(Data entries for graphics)
++++++++++++++++++++
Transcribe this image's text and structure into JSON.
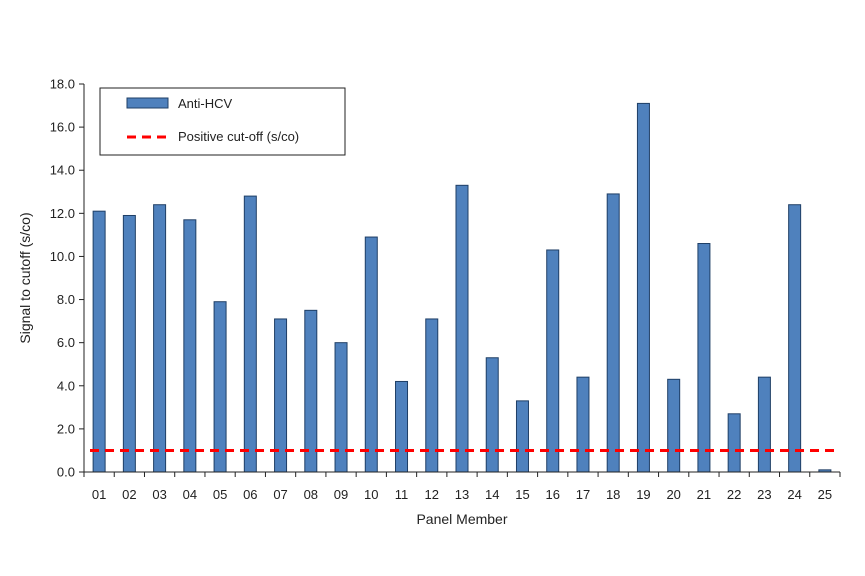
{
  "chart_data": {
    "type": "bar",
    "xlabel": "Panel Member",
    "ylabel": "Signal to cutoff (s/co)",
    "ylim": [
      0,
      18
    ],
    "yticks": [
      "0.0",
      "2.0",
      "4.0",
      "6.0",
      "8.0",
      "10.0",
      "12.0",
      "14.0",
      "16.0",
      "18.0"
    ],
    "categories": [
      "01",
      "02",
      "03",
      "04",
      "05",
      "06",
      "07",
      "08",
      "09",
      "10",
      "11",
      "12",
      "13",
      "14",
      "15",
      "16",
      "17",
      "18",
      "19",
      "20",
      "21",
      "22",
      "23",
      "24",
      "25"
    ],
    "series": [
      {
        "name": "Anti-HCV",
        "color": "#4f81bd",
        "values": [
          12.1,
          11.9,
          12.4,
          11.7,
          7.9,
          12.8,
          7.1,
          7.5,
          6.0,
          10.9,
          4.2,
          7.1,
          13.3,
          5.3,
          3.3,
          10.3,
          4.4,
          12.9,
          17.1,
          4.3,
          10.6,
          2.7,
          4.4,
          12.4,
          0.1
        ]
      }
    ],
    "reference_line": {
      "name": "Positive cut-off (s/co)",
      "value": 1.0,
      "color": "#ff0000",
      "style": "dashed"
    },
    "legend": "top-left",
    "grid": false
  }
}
++++++++++++++++++++
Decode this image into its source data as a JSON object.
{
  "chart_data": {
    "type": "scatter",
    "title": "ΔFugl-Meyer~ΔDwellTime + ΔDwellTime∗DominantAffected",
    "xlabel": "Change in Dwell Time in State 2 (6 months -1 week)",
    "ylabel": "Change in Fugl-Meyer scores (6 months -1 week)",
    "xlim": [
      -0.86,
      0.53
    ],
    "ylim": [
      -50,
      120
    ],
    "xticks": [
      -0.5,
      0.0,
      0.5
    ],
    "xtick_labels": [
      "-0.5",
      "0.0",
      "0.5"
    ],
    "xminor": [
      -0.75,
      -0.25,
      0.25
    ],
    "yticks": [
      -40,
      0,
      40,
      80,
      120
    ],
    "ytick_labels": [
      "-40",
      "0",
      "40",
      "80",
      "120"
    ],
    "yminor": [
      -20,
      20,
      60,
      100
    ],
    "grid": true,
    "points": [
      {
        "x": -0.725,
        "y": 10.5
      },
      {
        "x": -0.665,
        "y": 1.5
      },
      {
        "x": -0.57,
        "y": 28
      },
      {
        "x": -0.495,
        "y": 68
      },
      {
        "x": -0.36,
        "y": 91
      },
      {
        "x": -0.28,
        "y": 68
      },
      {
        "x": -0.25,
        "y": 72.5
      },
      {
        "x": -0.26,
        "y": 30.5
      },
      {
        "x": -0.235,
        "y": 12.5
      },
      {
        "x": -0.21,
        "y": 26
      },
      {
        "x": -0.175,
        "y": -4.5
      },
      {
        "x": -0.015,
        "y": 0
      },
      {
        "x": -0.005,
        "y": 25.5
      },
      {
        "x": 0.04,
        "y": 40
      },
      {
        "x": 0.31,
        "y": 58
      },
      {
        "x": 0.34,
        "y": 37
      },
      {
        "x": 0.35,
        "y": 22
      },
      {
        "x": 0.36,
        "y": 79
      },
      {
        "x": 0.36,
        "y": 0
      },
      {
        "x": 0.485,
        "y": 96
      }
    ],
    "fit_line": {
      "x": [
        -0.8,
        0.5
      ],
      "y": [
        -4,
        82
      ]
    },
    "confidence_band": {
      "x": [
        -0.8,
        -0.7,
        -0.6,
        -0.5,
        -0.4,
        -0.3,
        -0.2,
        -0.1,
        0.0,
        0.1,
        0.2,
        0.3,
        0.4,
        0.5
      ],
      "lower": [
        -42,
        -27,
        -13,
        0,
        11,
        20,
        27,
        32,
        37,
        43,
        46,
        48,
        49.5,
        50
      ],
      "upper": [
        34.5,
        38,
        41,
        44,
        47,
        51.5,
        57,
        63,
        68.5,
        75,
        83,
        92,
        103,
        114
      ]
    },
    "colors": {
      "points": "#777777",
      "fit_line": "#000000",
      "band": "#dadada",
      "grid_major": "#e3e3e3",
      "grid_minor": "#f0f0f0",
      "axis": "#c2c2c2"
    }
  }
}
++++++++++++++++++++
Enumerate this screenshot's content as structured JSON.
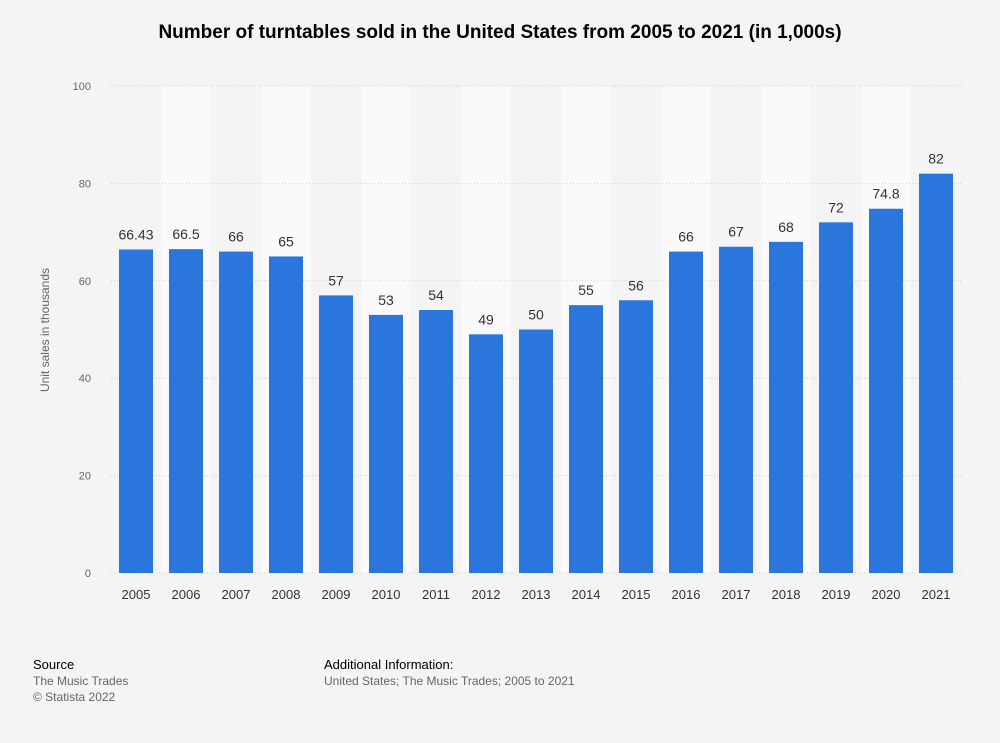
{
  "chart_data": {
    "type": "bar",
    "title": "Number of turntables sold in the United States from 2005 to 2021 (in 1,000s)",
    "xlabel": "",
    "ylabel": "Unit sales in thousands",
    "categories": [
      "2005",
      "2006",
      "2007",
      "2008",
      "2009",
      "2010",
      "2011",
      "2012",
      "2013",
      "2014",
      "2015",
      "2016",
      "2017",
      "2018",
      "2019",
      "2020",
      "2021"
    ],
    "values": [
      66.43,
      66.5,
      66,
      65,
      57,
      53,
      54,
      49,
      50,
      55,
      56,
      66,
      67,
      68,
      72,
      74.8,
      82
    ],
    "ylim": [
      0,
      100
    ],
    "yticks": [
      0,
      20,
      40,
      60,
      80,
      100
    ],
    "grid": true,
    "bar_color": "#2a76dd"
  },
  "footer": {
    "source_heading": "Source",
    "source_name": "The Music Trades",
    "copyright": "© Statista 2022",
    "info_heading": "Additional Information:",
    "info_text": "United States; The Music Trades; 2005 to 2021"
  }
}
++++++++++++++++++++
• _Problem requirements_:
Gather and return every line that holds the string "JSON".

• _Reply to the task_:
Transcribe this image's text and structure into JSON.
Decode this image into its source data as a JSON object.
Enumerate this screenshot's content as structured JSON.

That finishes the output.